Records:

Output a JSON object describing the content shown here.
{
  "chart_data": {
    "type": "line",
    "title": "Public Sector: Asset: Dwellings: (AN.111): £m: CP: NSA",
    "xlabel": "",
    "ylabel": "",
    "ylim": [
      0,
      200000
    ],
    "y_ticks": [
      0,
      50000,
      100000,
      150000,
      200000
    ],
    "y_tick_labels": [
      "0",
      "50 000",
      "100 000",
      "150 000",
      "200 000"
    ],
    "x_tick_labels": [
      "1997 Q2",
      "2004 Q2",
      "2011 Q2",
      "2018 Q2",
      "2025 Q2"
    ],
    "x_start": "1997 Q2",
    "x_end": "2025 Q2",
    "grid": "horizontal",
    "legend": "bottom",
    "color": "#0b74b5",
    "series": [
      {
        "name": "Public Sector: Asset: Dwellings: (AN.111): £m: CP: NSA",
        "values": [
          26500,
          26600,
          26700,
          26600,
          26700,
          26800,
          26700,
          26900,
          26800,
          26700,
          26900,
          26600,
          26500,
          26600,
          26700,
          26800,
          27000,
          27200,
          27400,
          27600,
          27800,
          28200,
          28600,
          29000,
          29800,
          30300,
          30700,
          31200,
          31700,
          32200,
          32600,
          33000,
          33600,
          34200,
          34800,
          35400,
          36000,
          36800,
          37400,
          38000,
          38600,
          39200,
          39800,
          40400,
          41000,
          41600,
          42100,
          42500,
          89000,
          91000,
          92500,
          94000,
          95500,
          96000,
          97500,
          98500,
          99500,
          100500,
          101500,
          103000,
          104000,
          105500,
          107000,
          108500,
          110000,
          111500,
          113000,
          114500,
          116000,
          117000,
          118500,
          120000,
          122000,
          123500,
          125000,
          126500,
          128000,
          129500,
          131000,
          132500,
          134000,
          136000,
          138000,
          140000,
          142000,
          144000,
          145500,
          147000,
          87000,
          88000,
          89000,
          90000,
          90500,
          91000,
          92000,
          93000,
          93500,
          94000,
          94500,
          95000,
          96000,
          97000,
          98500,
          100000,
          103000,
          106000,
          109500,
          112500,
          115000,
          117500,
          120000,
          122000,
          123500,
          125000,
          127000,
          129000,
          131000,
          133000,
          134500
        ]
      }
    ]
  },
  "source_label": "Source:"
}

WHAT IS NEEDED:
Looking at the records above, work out how many lines include the word "Asset", then give that number by itself.

SOLUTION TO THIS TASK:
2